→ **TASK DESCRIPTION**
Repeat the material below exactly, with no pictures.

→ **EXERCISE INPUTS**
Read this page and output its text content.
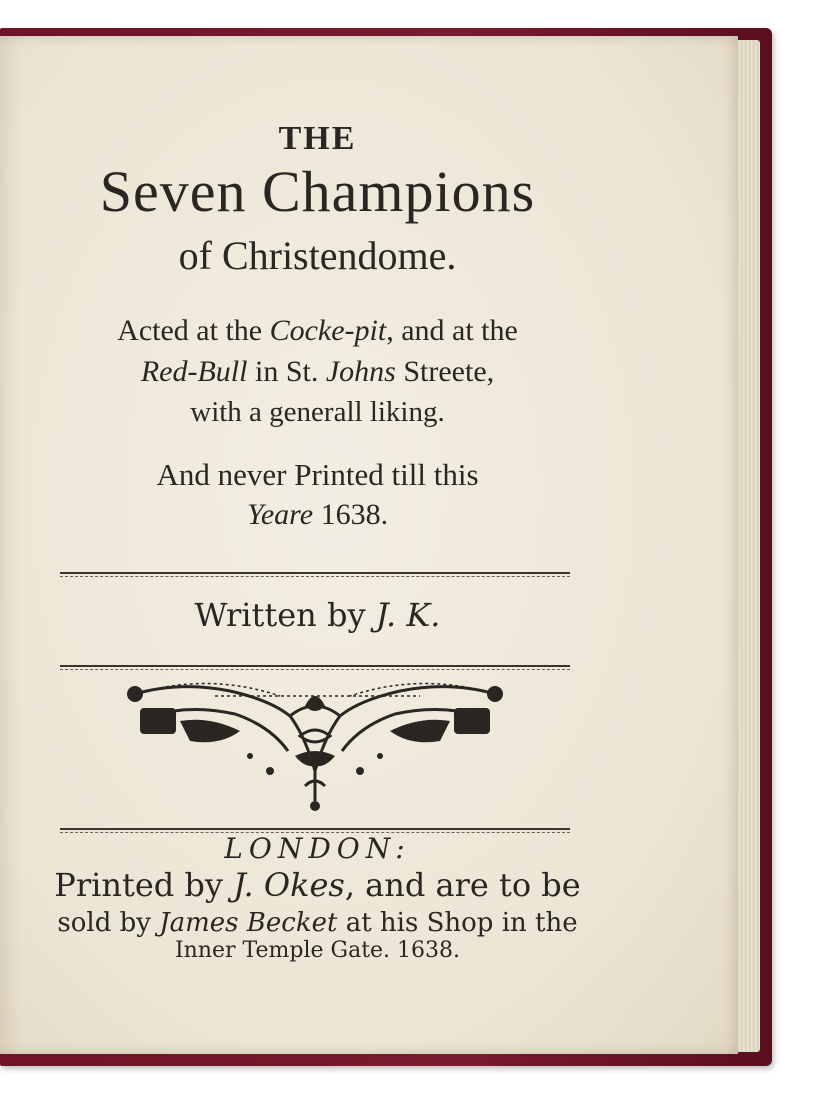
THE
Seven Champions
of Christendome.
Acted at the Cocke-pit, and at the
Red-Bull in St. Johns Streete,
with a generall liking.
And never Printed till this
Yeare 1638.
Written by J. K.
LONDON:
Printed by J. Okes, and are to be
sold by James Becket at his Shop in the
Inner Temple Gate. 1638.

→ **COMPLETE OUTPUT**
Read this page and output its text content.
THE
Seven Champions
of Christendome.
Acted at the Cocke-pit, and at the
Red-Bull in St. Johns Streete,
with a generall liking.
And never Printed till this
Yeare 1638.
Written by J. K.
LONDON:
Printed by J. Okes, and are to be
sold by James Becket at his Shop in the
Inner Temple Gate. 1638.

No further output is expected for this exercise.